From the listing below, select every line where the word "icon" appears.

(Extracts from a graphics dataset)
** Begin **
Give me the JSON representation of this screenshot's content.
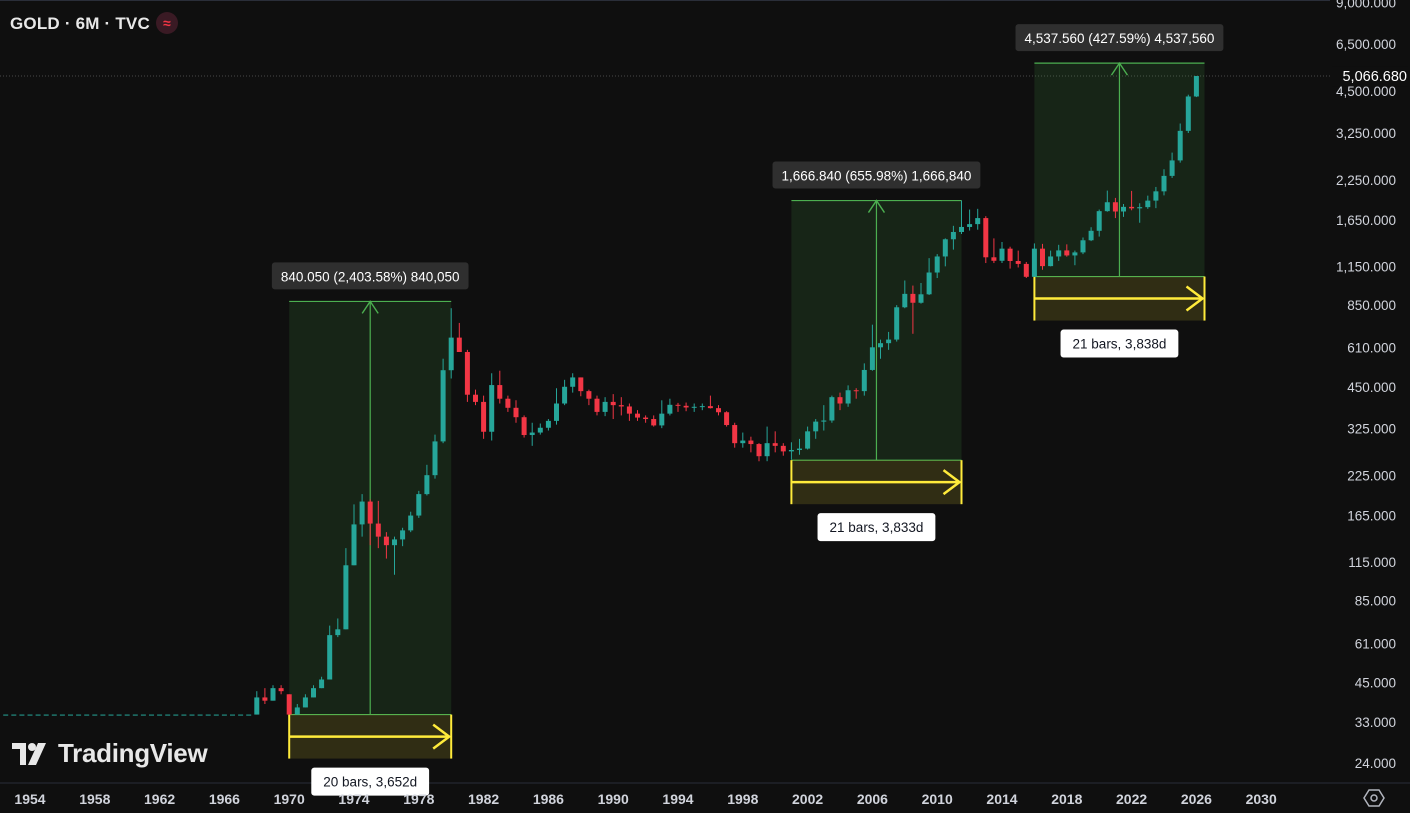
{
  "header": {
    "symbol": "GOLD · 6M · TVC",
    "live_icon": "approx-icon"
  },
  "brand": {
    "name": "TradingView",
    "logo_icon": "tradingview-logo-icon"
  },
  "colors": {
    "background": "#0f0f0f",
    "up": "#26a69a",
    "down": "#f23645",
    "measure_line": "#4caf50",
    "time_line": "#ffeb3b",
    "axis_text": "#d1d4dc"
  },
  "chart_data": {
    "type": "candlestick",
    "title": "",
    "y_scale": "log",
    "ylim": [
      20,
      9000
    ],
    "xlim": [
      1952.5,
      2032.5
    ],
    "x_ticks": [
      "1954",
      "1958",
      "1962",
      "1966",
      "1970",
      "1974",
      "1978",
      "1982",
      "1986",
      "1990",
      "1994",
      "1998",
      "2002",
      "2006",
      "2010",
      "2014",
      "2018",
      "2022",
      "2026",
      "2030"
    ],
    "y_ticks": [
      "9,000.000",
      "6,500.000",
      "4,500.000",
      "3,250.000",
      "2,250.000",
      "1,650.000",
      "1,150.000",
      "850.000",
      "610.000",
      "450.000",
      "325.000",
      "225.000",
      "165.000",
      "115.000",
      "85.000",
      "61.000",
      "45.000",
      "33.000",
      "24.000"
    ],
    "last_price": {
      "value": 5066.68,
      "label": "5,066.680"
    },
    "candles": [
      [
        1952.5,
        35,
        35,
        35,
        35
      ],
      [
        1953.0,
        35,
        35,
        35,
        35
      ],
      [
        1953.5,
        35,
        35,
        35,
        35
      ],
      [
        1954.0,
        35,
        35,
        35,
        35
      ],
      [
        1954.5,
        35,
        35,
        35,
        35
      ],
      [
        1955.0,
        35,
        35,
        35,
        35
      ],
      [
        1955.5,
        35,
        35,
        35,
        35
      ],
      [
        1956.0,
        35,
        35,
        35,
        35
      ],
      [
        1956.5,
        35,
        35,
        35,
        35
      ],
      [
        1957.0,
        35,
        35,
        35,
        35
      ],
      [
        1957.5,
        35,
        35,
        35,
        35
      ],
      [
        1958.0,
        35,
        35,
        35,
        35
      ],
      [
        1958.5,
        35,
        35,
        35,
        35
      ],
      [
        1959.0,
        35,
        35,
        35,
        35
      ],
      [
        1959.5,
        35,
        35,
        35,
        35
      ],
      [
        1960.0,
        35,
        35,
        35,
        35
      ],
      [
        1960.5,
        35,
        35,
        35,
        35
      ],
      [
        1961.0,
        35,
        35,
        35,
        35
      ],
      [
        1961.5,
        35,
        35,
        35,
        35
      ],
      [
        1962.0,
        35,
        35,
        35,
        35
      ],
      [
        1962.5,
        35,
        35,
        35,
        35
      ],
      [
        1963.0,
        35,
        35,
        35,
        35
      ],
      [
        1963.5,
        35,
        35,
        35,
        35
      ],
      [
        1964.0,
        35,
        35,
        35,
        35
      ],
      [
        1964.5,
        35,
        35,
        35,
        35
      ],
      [
        1965.0,
        35,
        35,
        35,
        35
      ],
      [
        1965.5,
        35,
        35,
        35,
        35
      ],
      [
        1966.0,
        35,
        35,
        35,
        35
      ],
      [
        1966.5,
        35,
        35,
        35,
        35
      ],
      [
        1967.0,
        35,
        35,
        35,
        35
      ],
      [
        1967.5,
        35,
        35,
        35,
        35
      ],
      [
        1968.0,
        35,
        42,
        35,
        40
      ],
      [
        1968.5,
        40,
        43,
        38,
        39
      ],
      [
        1969.0,
        39,
        44,
        39,
        43
      ],
      [
        1969.5,
        43,
        44,
        41,
        42
      ],
      [
        1970.0,
        41,
        41,
        35,
        35
      ],
      [
        1970.5,
        35,
        38,
        35,
        37
      ],
      [
        1971.0,
        37,
        41,
        37,
        40
      ],
      [
        1971.5,
        40,
        44,
        40,
        43
      ],
      [
        1972.0,
        43,
        47,
        43,
        46
      ],
      [
        1972.5,
        46,
        70,
        46,
        65
      ],
      [
        1973.0,
        65,
        74,
        64,
        68
      ],
      [
        1973.5,
        68,
        128,
        68,
        112
      ],
      [
        1974.0,
        112,
        180,
        112,
        154
      ],
      [
        1974.5,
        154,
        195,
        140,
        184
      ],
      [
        1975.0,
        184,
        187,
        131,
        155
      ],
      [
        1975.5,
        155,
        185,
        128,
        140
      ],
      [
        1976.0,
        140,
        145,
        118,
        131
      ],
      [
        1976.5,
        131,
        140,
        104,
        137
      ],
      [
        1977.0,
        137,
        150,
        130,
        147
      ],
      [
        1977.5,
        147,
        170,
        145,
        165
      ],
      [
        1978.0,
        165,
        200,
        162,
        195
      ],
      [
        1978.5,
        195,
        245,
        193,
        226
      ],
      [
        1979.0,
        226,
        310,
        220,
        294
      ],
      [
        1979.5,
        294,
        560,
        290,
        512
      ],
      [
        1980.0,
        512,
        830,
        480,
        660
      ],
      [
        1980.5,
        660,
        740,
        590,
        590
      ],
      [
        1981.0,
        590,
        600,
        400,
        423
      ],
      [
        1981.5,
        423,
        440,
        390,
        400
      ],
      [
        1982.0,
        400,
        420,
        300,
        317
      ],
      [
        1982.5,
        317,
        500,
        296,
        456
      ],
      [
        1983.0,
        456,
        510,
        395,
        410
      ],
      [
        1983.5,
        410,
        420,
        370,
        382
      ],
      [
        1984.0,
        382,
        405,
        340,
        355
      ],
      [
        1984.5,
        355,
        360,
        303,
        309
      ],
      [
        1985.0,
        309,
        340,
        284,
        315
      ],
      [
        1985.5,
        315,
        338,
        310,
        327
      ],
      [
        1986.0,
        327,
        350,
        320,
        345
      ],
      [
        1986.5,
        345,
        445,
        335,
        395
      ],
      [
        1987.0,
        395,
        475,
        390,
        450
      ],
      [
        1987.5,
        450,
        500,
        430,
        484
      ],
      [
        1988.0,
        484,
        484,
        418,
        435
      ],
      [
        1988.5,
        435,
        440,
        390,
        410
      ],
      [
        1989.0,
        410,
        420,
        360,
        370
      ],
      [
        1989.5,
        370,
        415,
        358,
        400
      ],
      [
        1990.0,
        400,
        425,
        350,
        390
      ],
      [
        1990.5,
        390,
        415,
        360,
        386
      ],
      [
        1991.0,
        386,
        395,
        345,
        365
      ],
      [
        1991.5,
        365,
        375,
        345,
        354
      ],
      [
        1992.0,
        354,
        360,
        340,
        350
      ],
      [
        1992.5,
        350,
        360,
        330,
        333
      ],
      [
        1993.0,
        333,
        405,
        326,
        365
      ],
      [
        1993.5,
        365,
        410,
        360,
        391
      ],
      [
        1994.0,
        391,
        397,
        370,
        388
      ],
      [
        1994.5,
        388,
        398,
        372,
        383
      ],
      [
        1995.0,
        383,
        395,
        370,
        385
      ],
      [
        1995.5,
        385,
        395,
        375,
        387
      ],
      [
        1996.0,
        387,
        420,
        380,
        381
      ],
      [
        1996.5,
        381,
        390,
        360,
        369
      ],
      [
        1997.0,
        369,
        372,
        330,
        334
      ],
      [
        1997.5,
        334,
        340,
        280,
        290
      ],
      [
        1998.0,
        290,
        315,
        280,
        296
      ],
      [
        1998.5,
        296,
        305,
        270,
        288
      ],
      [
        1999.0,
        288,
        290,
        252,
        262
      ],
      [
        1999.5,
        262,
        330,
        252,
        290
      ],
      [
        2000.0,
        290,
        318,
        270,
        284
      ],
      [
        2000.5,
        284,
        290,
        263,
        272
      ],
      [
        2001.0,
        272,
        292,
        255,
        275
      ],
      [
        2001.5,
        275,
        300,
        265,
        278
      ],
      [
        2002.0,
        278,
        330,
        276,
        318
      ],
      [
        2002.5,
        318,
        350,
        300,
        343
      ],
      [
        2003.0,
        343,
        390,
        320,
        346
      ],
      [
        2003.5,
        346,
        420,
        340,
        415
      ],
      [
        2004.0,
        415,
        430,
        375,
        395
      ],
      [
        2004.5,
        395,
        455,
        385,
        438
      ],
      [
        2005.0,
        438,
        445,
        410,
        435
      ],
      [
        2005.5,
        435,
        540,
        420,
        513
      ],
      [
        2006.0,
        513,
        730,
        510,
        612
      ],
      [
        2006.5,
        612,
        650,
        560,
        632
      ],
      [
        2007.0,
        632,
        690,
        600,
        650
      ],
      [
        2007.5,
        650,
        850,
        640,
        836
      ],
      [
        2008.0,
        836,
        1030,
        830,
        928
      ],
      [
        2008.5,
        928,
        990,
        680,
        866
      ],
      [
        2009.0,
        866,
        1010,
        860,
        925
      ],
      [
        2009.5,
        925,
        1226,
        920,
        1096
      ],
      [
        2010.0,
        1096,
        1265,
        1050,
        1242
      ],
      [
        2010.5,
        1242,
        1430,
        1150,
        1420
      ],
      [
        2011.0,
        1420,
        1577,
        1310,
        1503
      ],
      [
        2011.5,
        1503,
        1920,
        1480,
        1563
      ],
      [
        2012.0,
        1563,
        1790,
        1520,
        1598
      ],
      [
        2012.5,
        1598,
        1800,
        1530,
        1675
      ],
      [
        2013.0,
        1675,
        1700,
        1180,
        1234
      ],
      [
        2013.5,
        1234,
        1430,
        1180,
        1201
      ],
      [
        2014.0,
        1201,
        1390,
        1180,
        1320
      ],
      [
        2014.5,
        1320,
        1340,
        1130,
        1199
      ],
      [
        2015.0,
        1199,
        1300,
        1140,
        1172
      ],
      [
        2015.5,
        1172,
        1190,
        1050,
        1060
      ],
      [
        2016.0,
        1060,
        1375,
        1060,
        1320
      ],
      [
        2016.5,
        1320,
        1370,
        1120,
        1152
      ],
      [
        2017.0,
        1152,
        1300,
        1150,
        1242
      ],
      [
        2017.5,
        1242,
        1360,
        1200,
        1302
      ],
      [
        2018.0,
        1302,
        1365,
        1240,
        1252
      ],
      [
        2018.5,
        1252,
        1300,
        1160,
        1282
      ],
      [
        2019.0,
        1282,
        1440,
        1265,
        1409
      ],
      [
        2019.5,
        1409,
        1560,
        1400,
        1517
      ],
      [
        2020.0,
        1517,
        1790,
        1450,
        1768
      ],
      [
        2020.5,
        1768,
        2075,
        1760,
        1895
      ],
      [
        2021.0,
        1895,
        1960,
        1675,
        1763
      ],
      [
        2021.5,
        1763,
        1870,
        1690,
        1828
      ],
      [
        2022.0,
        1828,
        2070,
        1780,
        1807
      ],
      [
        2022.5,
        1807,
        1880,
        1615,
        1824
      ],
      [
        2023.0,
        1824,
        1995,
        1800,
        1919
      ],
      [
        2023.5,
        1919,
        2135,
        1810,
        2063
      ],
      [
        2024.0,
        2063,
        2450,
        2000,
        2327
      ],
      [
        2024.5,
        2327,
        2790,
        2290,
        2625
      ],
      [
        2025.0,
        2625,
        3500,
        2580,
        3305
      ],
      [
        2025.5,
        3305,
        4380,
        3250,
        4320
      ],
      [
        2026.0,
        4320,
        5066.68,
        4300,
        5066.68
      ]
    ],
    "measurements": [
      {
        "from_x": 1970.0,
        "to_x": 1980.0,
        "low": 35.0,
        "high": 875.0,
        "price_label": "840.050 (2,403.58%) 840,050",
        "time_label": "20 bars, 3,652d"
      },
      {
        "from_x": 2001.0,
        "to_x": 2011.5,
        "low": 254.0,
        "high": 1920.0,
        "price_label": "1,666.840 (655.98%) 1,666,840",
        "time_label": "21 bars, 3,833d"
      },
      {
        "from_x": 2016.0,
        "to_x": 2026.5,
        "low": 1062.0,
        "high": 5600.0,
        "price_label": "4,537.560 (427.59%) 4,537,560",
        "time_label": "21 bars, 3,838d"
      }
    ]
  }
}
** End **
- _Answer_:
    "live_icon": "approx-icon"
    "logo_icon": "tradingview-logo-icon"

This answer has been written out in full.